**** DATA ROWS ****

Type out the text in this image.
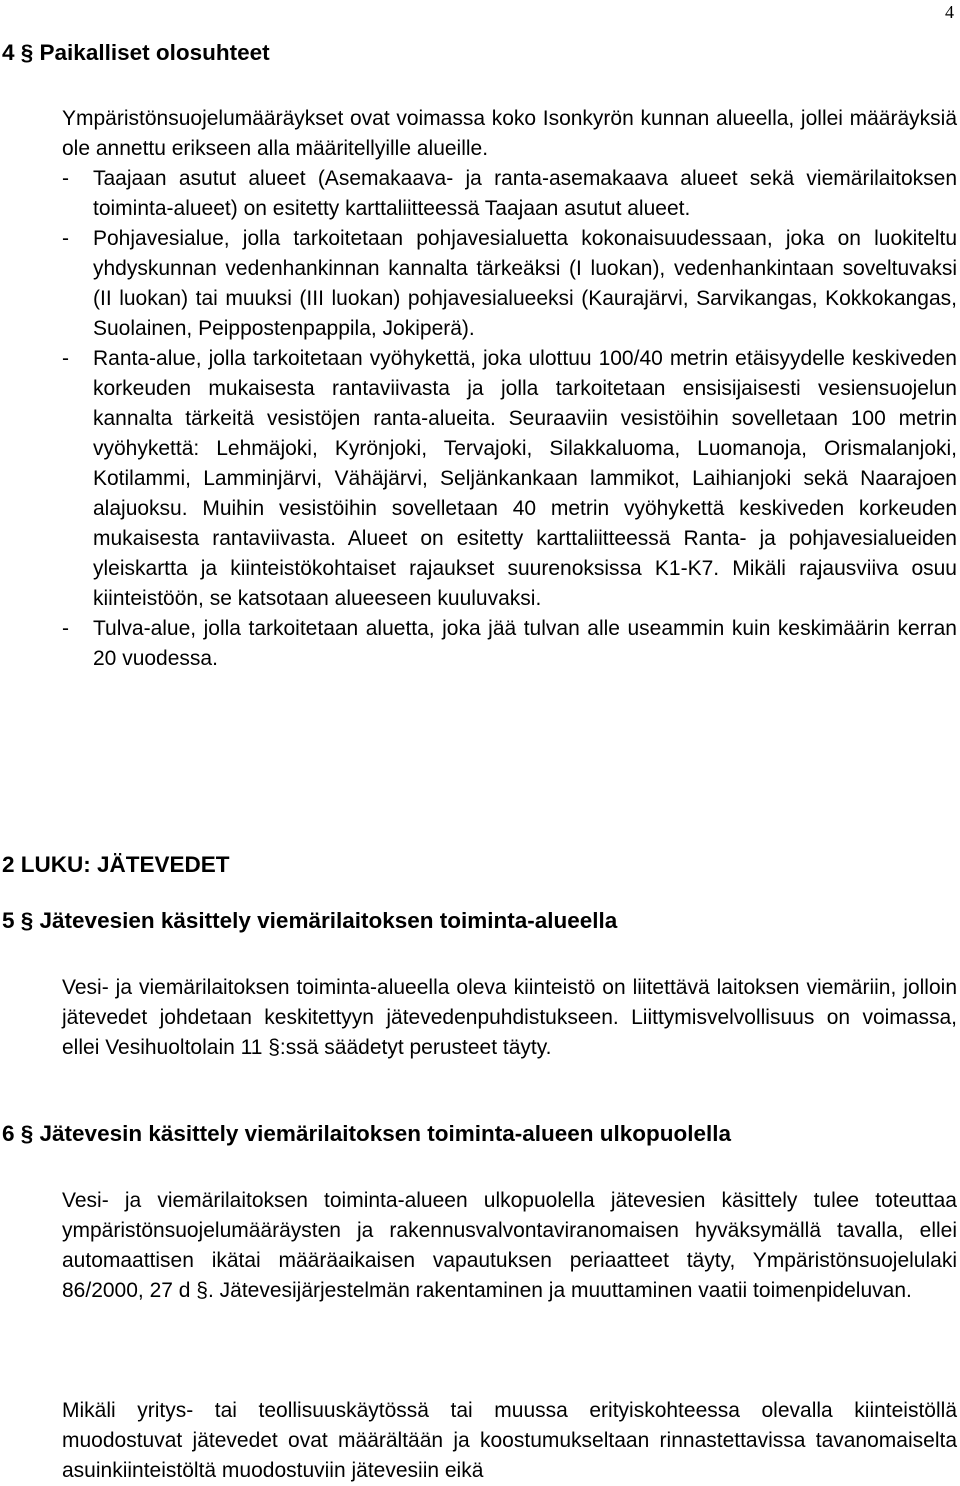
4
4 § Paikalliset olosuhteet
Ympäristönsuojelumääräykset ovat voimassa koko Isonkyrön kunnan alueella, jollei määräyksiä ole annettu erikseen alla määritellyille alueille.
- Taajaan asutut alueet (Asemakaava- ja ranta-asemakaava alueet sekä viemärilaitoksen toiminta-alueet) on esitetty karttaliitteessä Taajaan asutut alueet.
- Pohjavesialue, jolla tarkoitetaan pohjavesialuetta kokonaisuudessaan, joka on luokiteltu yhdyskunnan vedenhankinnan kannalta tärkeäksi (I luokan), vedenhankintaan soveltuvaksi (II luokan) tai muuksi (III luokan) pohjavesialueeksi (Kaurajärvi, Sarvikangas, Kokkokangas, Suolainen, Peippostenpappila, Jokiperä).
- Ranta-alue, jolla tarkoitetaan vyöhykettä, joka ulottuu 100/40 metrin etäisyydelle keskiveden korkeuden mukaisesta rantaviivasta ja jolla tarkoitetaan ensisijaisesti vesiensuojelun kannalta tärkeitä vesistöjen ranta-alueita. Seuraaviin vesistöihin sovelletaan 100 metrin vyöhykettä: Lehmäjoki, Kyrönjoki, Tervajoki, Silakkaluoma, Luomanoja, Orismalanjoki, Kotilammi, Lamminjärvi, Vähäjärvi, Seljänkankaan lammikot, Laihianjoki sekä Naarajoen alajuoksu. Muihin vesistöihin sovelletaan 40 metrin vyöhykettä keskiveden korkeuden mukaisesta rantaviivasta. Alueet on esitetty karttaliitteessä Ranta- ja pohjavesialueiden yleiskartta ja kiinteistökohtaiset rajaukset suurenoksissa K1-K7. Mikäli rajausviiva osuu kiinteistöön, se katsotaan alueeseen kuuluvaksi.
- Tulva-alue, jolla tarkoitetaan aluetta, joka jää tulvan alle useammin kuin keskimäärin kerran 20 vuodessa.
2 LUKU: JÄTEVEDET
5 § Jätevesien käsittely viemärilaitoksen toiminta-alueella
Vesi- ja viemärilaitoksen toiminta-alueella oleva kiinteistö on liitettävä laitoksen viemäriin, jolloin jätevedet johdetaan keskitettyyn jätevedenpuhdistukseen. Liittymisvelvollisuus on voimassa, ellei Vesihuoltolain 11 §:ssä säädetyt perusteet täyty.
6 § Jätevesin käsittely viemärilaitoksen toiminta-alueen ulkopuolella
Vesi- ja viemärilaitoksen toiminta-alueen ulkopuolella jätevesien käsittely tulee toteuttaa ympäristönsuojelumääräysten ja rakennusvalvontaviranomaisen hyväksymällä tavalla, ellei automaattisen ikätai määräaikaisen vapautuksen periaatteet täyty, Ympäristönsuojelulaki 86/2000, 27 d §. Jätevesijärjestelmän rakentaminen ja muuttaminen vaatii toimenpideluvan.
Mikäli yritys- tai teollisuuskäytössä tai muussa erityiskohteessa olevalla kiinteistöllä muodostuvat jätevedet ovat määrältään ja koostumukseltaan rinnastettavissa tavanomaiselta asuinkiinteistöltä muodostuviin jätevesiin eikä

****

■ EXERCISE INSTRUCTIONS:
Leave out the pictures and repeat everything else in the records exactly.

■ TASK ANSWER:
Type out the text in this image.
4
4 § Paikalliset olosuhteet
Ympäristönsuojelumääräykset ovat voimassa koko Isonkyrön kunnan alueella, jollei määräyksiä ole annettu erikseen alla määritellyille alueille.
- Taajaan asutut alueet (Asemakaava- ja ranta-asemakaava alueet sekä viemärilaitoksen toiminta-alueet) on esitetty karttaliitteessä Taajaan asutut alueet.
- Pohjavesialue, jolla tarkoitetaan pohjavesialuetta kokonaisuudessaan, joka on luokiteltu yhdyskunnan vedenhankinnan kannalta tärkeäksi (I luokan), vedenhankintaan soveltuvaksi (II luokan) tai muuksi (III luokan) pohjavesialueeksi (Kaurajärvi, Sarvikangas, Kokkokangas, Suolainen, Peippostenpappila, Jokiperä).
- Ranta-alue, jolla tarkoitetaan vyöhykettä, joka ulottuu 100/40 metrin etäisyydelle keskiveden korkeuden mukaisesta rantaviivasta ja jolla tarkoitetaan ensisijaisesti vesiensuojelun kannalta tärkeitä vesistöjen ranta-alueita. Seuraaviin vesistöihin sovelletaan 100 metrin vyöhykettä: Lehmäjoki, Kyrönjoki, Tervajoki, Silakkaluoma, Luomanoja, Orismalanjoki, Kotilammi, Lamminjärvi, Vähäjärvi, Seljänkankaan lammikot, Laihianjoki sekä Naarajoen alajuoksu. Muihin vesistöihin sovelletaan 40 metrin vyöhykettä keskiveden korkeuden mukaisesta rantaviivasta. Alueet on esitetty karttaliitteessä Ranta- ja pohjavesialueiden yleiskartta ja kiinteistökohtaiset rajaukset suurenoksissa K1-K7. Mikäli rajausviiva osuu kiinteistöön, se katsotaan alueeseen kuuluvaksi.
- Tulva-alue, jolla tarkoitetaan aluetta, joka jää tulvan alle useammin kuin keskimäärin kerran 20 vuodessa.
2 LUKU: JÄTEVEDET
5 § Jätevesien käsittely viemärilaitoksen toiminta-alueella
Vesi- ja viemärilaitoksen toiminta-alueella oleva kiinteistö on liitettävä laitoksen viemäriin, jolloin jätevedet johdetaan keskitettyyn jätevedenpuhdistukseen. Liittymisvelvollisuus on voimassa, ellei Vesihuoltolain 11 §:ssä säädetyt perusteet täyty.
6 § Jätevesin käsittely viemärilaitoksen toiminta-alueen ulkopuolella
Vesi- ja viemärilaitoksen toiminta-alueen ulkopuolella jätevesien käsittely tulee toteuttaa ympäristönsuojelumääräysten ja rakennusvalvontaviranomaisen hyväksymällä tavalla, ellei automaattisen ikätai määräaikaisen vapautuksen periaatteet täyty, Ympäristönsuojelulaki 86/2000, 27 d §. Jätevesijärjestelmän rakentaminen ja muuttaminen vaatii toimenpideluvan.
Mikäli yritys- tai teollisuuskäytössä tai muussa erityiskohteessa olevalla kiinteistöllä muodostuvat jätevedet ovat määrältään ja koostumukseltaan rinnastettavissa tavanomaiselta asuinkiinteistöltä muodostuviin jätevesiin eikä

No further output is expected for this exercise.